■ Task statement ■
Every record that follows must be duplicated exactly, with images left out.

>> BEGIN Data for the task

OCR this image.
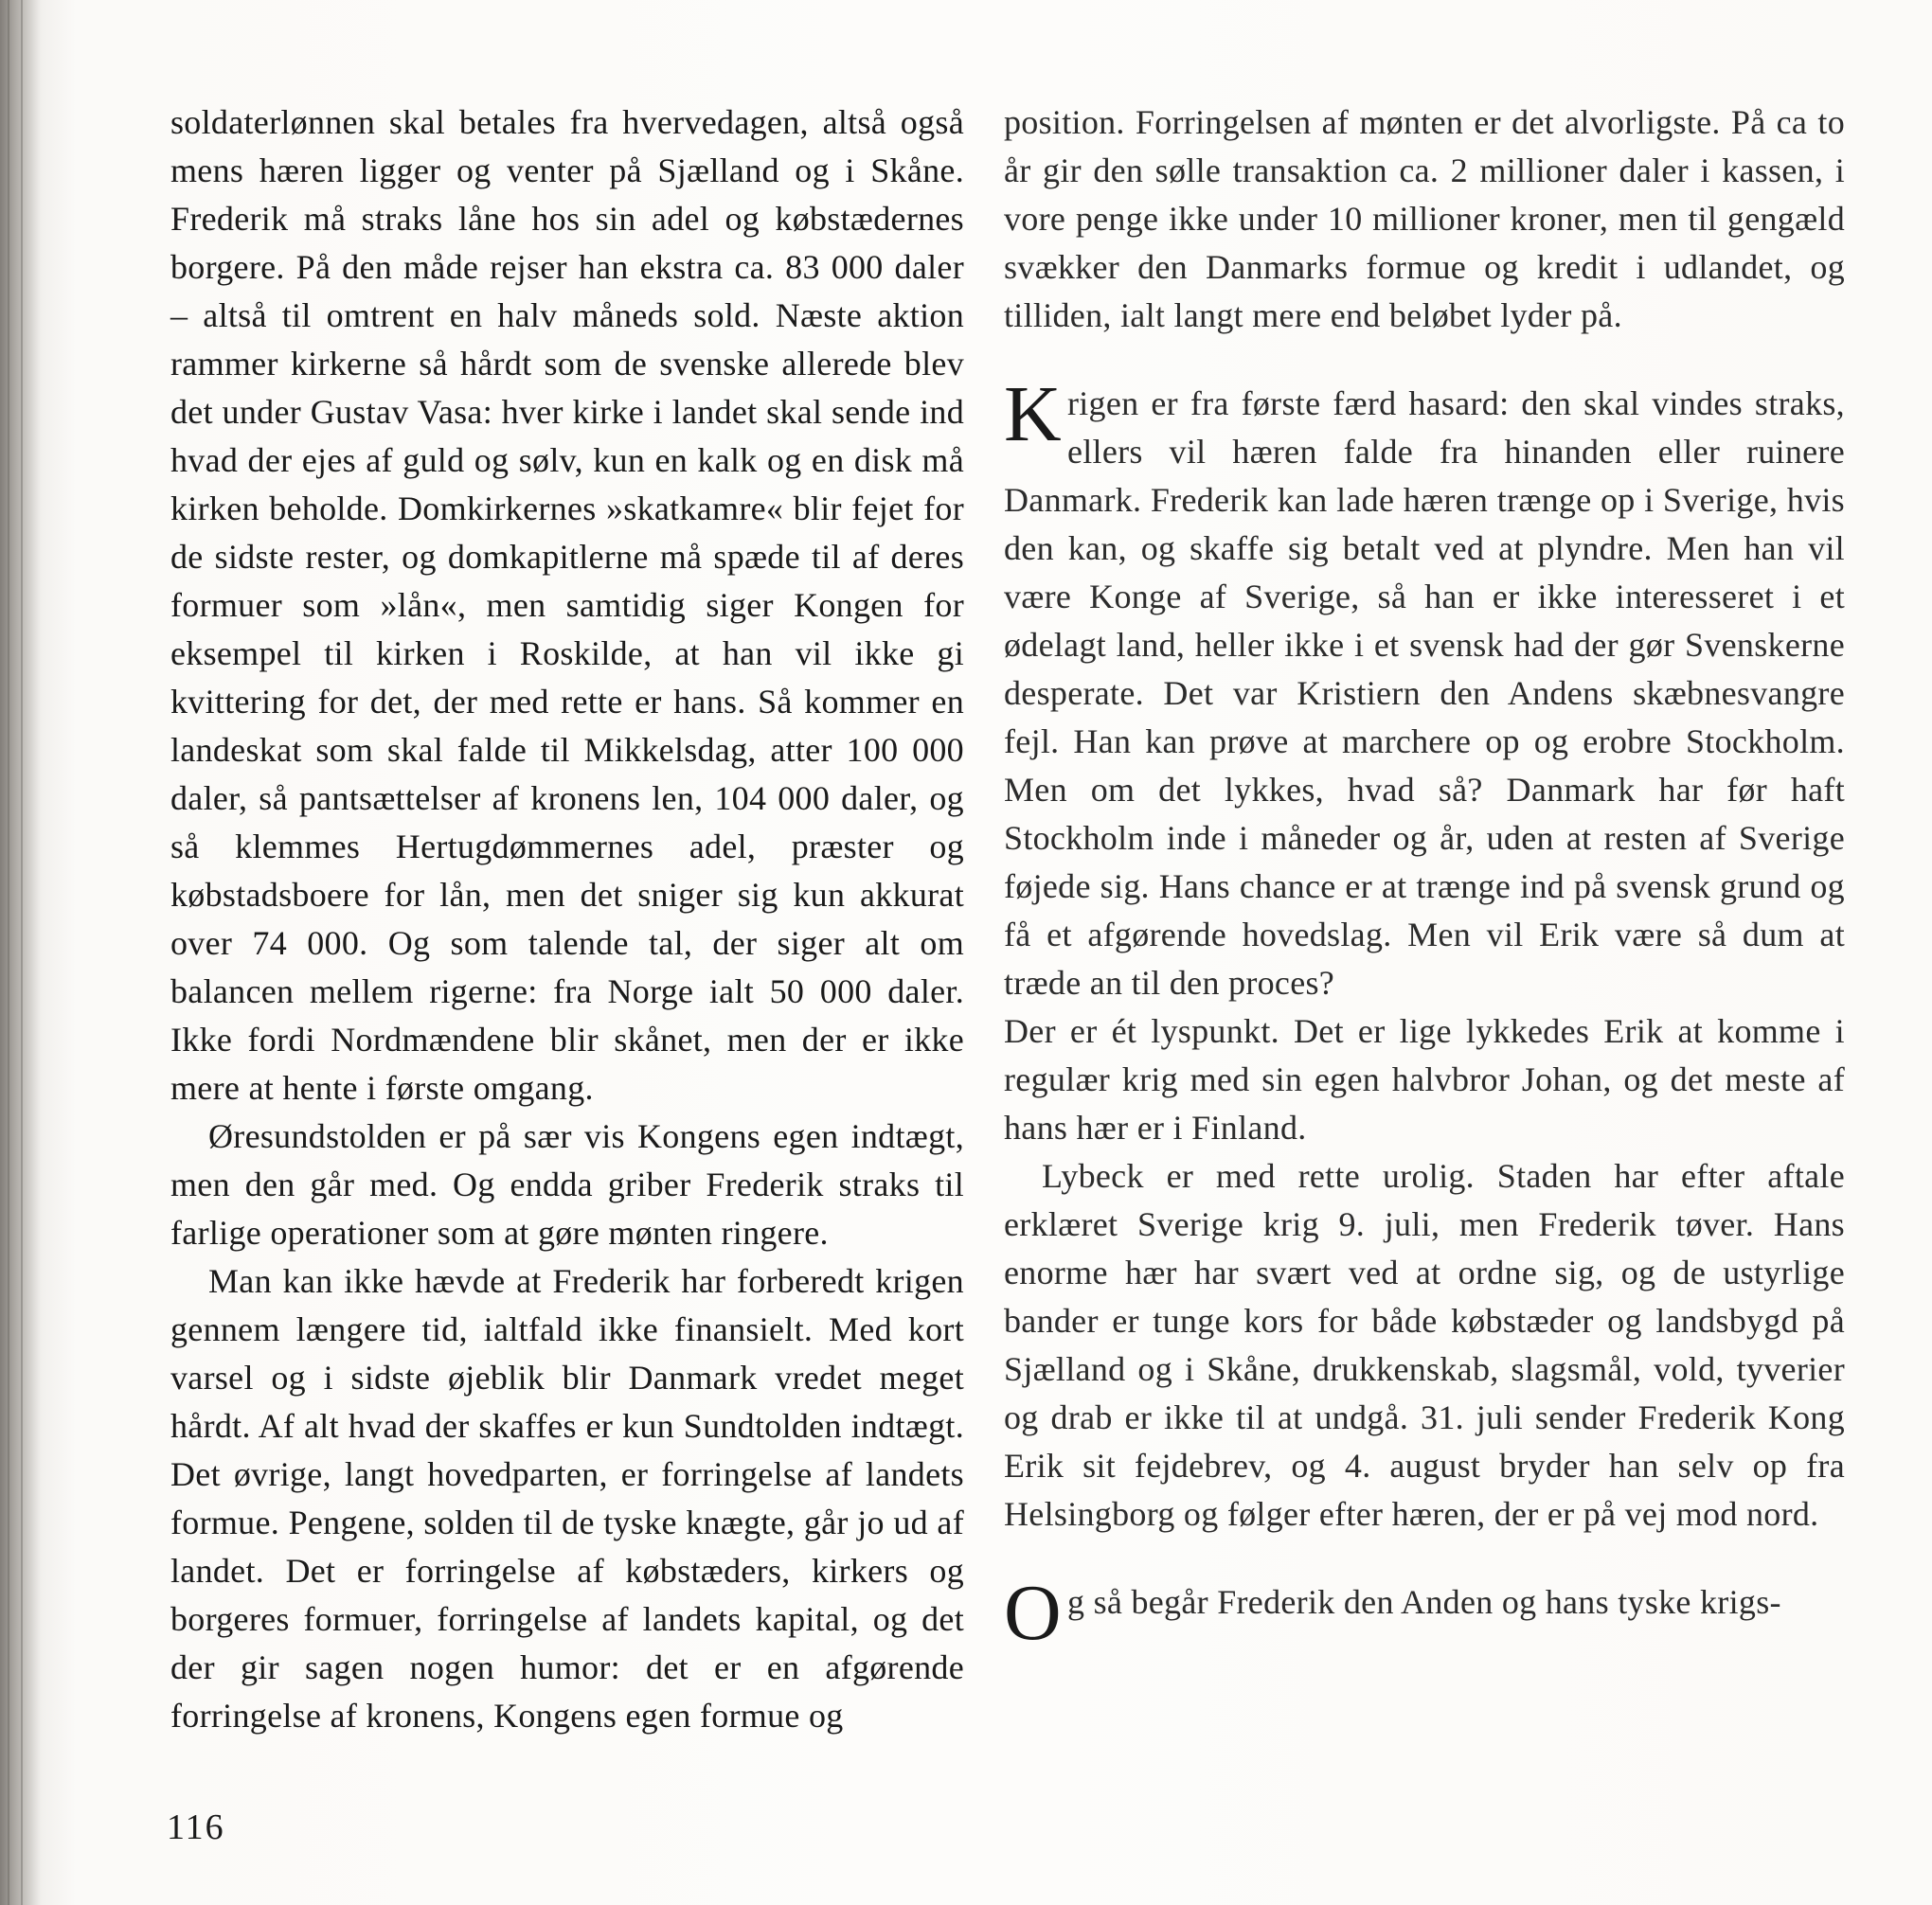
soldaterlønnen skal betales fra hvervedagen, altså også mens hæren ligger og venter på Sjælland og i Skåne. Frederik må straks låne hos sin adel og købstædernes borgere. På den måde rejser han ekstra ca. 83 000 daler – altså til omtrent en halv måneds sold. Næste aktion rammer kirkerne så hårdt som de svenske allerede blev det under Gustav Vasa: hver kirke i landet skal sende ind hvad der ejes af guld og sølv, kun en kalk og en disk må kirken beholde. Domkirkernes »skatkamre« blir fejet for de sidste rester, og domkapitlerne må spæde til af deres formuer som »lån«, men samtidig siger Kongen for eksempel til kirken i Roskilde, at han vil ikke gi kvittering for det, der med rette er hans. Så kommer en landeskat som skal falde til Mikkelsdag, atter 100 000 daler, så pantsættelser af kronens len, 104 000 daler, og så klemmes Hertugdømmernes adel, præster og købstadsboere for lån, men det sniger sig kun akkurat over 74 000. Og som talende tal, der siger alt om balancen mellem rigerne: fra Norge ialt 50 000 daler. Ikke fordi Nordmændene blir skånet, men der er ikke mere at hente i første omgang.

Øresundstolden er på sær vis Kongens egen indtægt, men den går med. Og endda griber Frederik straks til farlige operationer som at gøre mønten ringere.

Man kan ikke hævde at Frederik har forberedt krigen gennem længere tid, ialtfald ikke finansielt. Med kort varsel og i sidste øjeblik blir Danmark vredet meget hårdt. Af alt hvad der skaffes er kun Sundtolden indtægt. Det øvrige, langt hovedparten, er forringelse af landets formue. Pengene, solden til de tyske knægte, går jo ud af landet. Det er forringelse af købstæders, kirkers og borgeres formuer, forringelse af landets kapital, og det der gir sagen nogen humor: det er en afgørende forringelse af kronens, Kongens egen formue og

position. Forringelsen af mønten er det alvorligste. På ca to år gir den sølle transaktion ca. 2 millioner daler i kassen, i vore penge ikke under 10 millioner kroner, men til gengæld svækker den Danmarks formue og kredit i udlandet, og tilliden, ialt langt mere end beløbet lyder på.

Krigen er fra første færd hasard: den skal vindes straks, ellers vil hæren falde fra hinanden eller ruinere Danmark. Frederik kan lade hæren trænge op i Sverige, hvis den kan, og skaffe sig betalt ved at plyndre. Men han vil være Konge af Sverige, så han er ikke interesseret i et ødelagt land, heller ikke i et svensk had der gør Svenskerne desperate. Det var Kristiern den Andens skæbnesvangre fejl. Han kan prøve at marchere op og erobre Stockholm. Men om det lykkes, hvad så? Danmark har før haft Stockholm inde i måneder og år, uden at resten af Sverige føjede sig. Hans chance er at trænge ind på svensk grund og få et afgørende hovedslag. Men vil Erik være så dum at træde an til den proces?

Der er ét lyspunkt. Det er lige lykkedes Erik at komme i regulær krig med sin egen halvbror Johan, og det meste af hans hær er i Finland.

Lybeck er med rette urolig. Staden har efter aftale erklæret Sverige krig 9. juli, men Frederik tøver. Hans enorme hær har svært ved at ordne sig, og de ustyrlige bander er tunge kors for både købstæder og landsbygd på Sjælland og i Skåne, drukkenskab, slagsmål, vold, tyverier og drab er ikke til at undgå. 31. juli sender Frederik Kong Erik sit fejdebrev, og 4. august bryder han selv op fra Helsingborg og følger efter hæren, der er på vej mod nord.

Og så begår Frederik den Anden og hans tyske krigs-

116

>> END Data for the task

■ Task response ■
OCR this image.
soldaterlønnen skal betales fra hvervedagen, altså også mens hæren ligger og venter på Sjælland og i Skåne. Frederik må straks låne hos sin adel og købstædernes borgere. På den måde rejser han ekstra ca. 83 000 daler – altså til omtrent en halv måneds sold. Næste aktion rammer kirkerne så hårdt som de svenske allerede blev det under Gustav Vasa: hver kirke i landet skal sende ind hvad der ejes af guld og sølv, kun en kalk og en disk må kirken beholde. Domkirkernes »skatkamre« blir fejet for de sidste rester, og domkapitlerne må spæde til af deres formuer som »lån«, men samtidig siger Kongen for eksempel til kirken i Roskilde, at han vil ikke gi kvittering for det, der med rette er hans. Så kommer en landeskat som skal falde til Mikkelsdag, atter 100 000 daler, så pantsættelser af kronens len, 104 000 daler, og så klemmes Hertugdømmernes adel, præster og købstadsboere for lån, men det sniger sig kun akkurat over 74 000. Og som talende tal, der siger alt om balancen mellem rigerne: fra Norge ialt 50 000 daler. Ikke fordi Nordmændene blir skånet, men der er ikke mere at hente i første omgang.

Øresundstolden er på sær vis Kongens egen indtægt, men den går med. Og endda griber Frederik straks til farlige operationer som at gøre mønten ringere.

Man kan ikke hævde at Frederik har forberedt krigen gennem længere tid, ialtfald ikke finansielt. Med kort varsel og i sidste øjeblik blir Danmark vredet meget hårdt. Af alt hvad der skaffes er kun Sundtolden indtægt. Det øvrige, langt hovedparten, er forringelse af landets formue. Pengene, solden til de tyske knægte, går jo ud af landet. Det er forringelse af købstæders, kirkers og borgeres formuer, forringelse af landets kapital, og det der gir sagen nogen humor: det er en afgørende forringelse af kronens, Kongens egen formue og

position. Forringelsen af mønten er det alvorligste. På ca to år gir den sølle transaktion ca. 2 millioner daler i kassen, i vore penge ikke under 10 millioner kroner, men til gengæld svækker den Danmarks formue og kredit i udlandet, og tilliden, ialt langt mere end beløbet lyder på.

Krigen er fra første færd hasard: den skal vindes straks, ellers vil hæren falde fra hinanden eller ruinere Danmark. Frederik kan lade hæren trænge op i Sverige, hvis den kan, og skaffe sig betalt ved at plyndre. Men han vil være Konge af Sverige, så han er ikke interesseret i et ødelagt land, heller ikke i et svensk had der gør Svenskerne desperate. Det var Kristiern den Andens skæbnesvangre fejl. Han kan prøve at marchere op og erobre Stockholm. Men om det lykkes, hvad så? Danmark har før haft Stockholm inde i måneder og år, uden at resten af Sverige føjede sig. Hans chance er at trænge ind på svensk grund og få et afgørende hovedslag. Men vil Erik være så dum at træde an til den proces?

Der er ét lyspunkt. Det er lige lykkedes Erik at komme i regulær krig med sin egen halvbror Johan, og det meste af hans hær er i Finland.

Lybeck er med rette urolig. Staden har efter aftale erklæret Sverige krig 9. juli, men Frederik tøver. Hans enorme hær har svært ved at ordne sig, og de ustyrlige bander er tunge kors for både købstæder og landsbygd på Sjælland og i Skåne, drukkenskab, slagsmål, vold, tyverier og drab er ikke til at undgå. 31. juli sender Frederik Kong Erik sit fejdebrev, og 4. august bryder han selv op fra Helsingborg og følger efter hæren, der er på vej mod nord.

Og så begår Frederik den Anden og hans tyske krigs-

116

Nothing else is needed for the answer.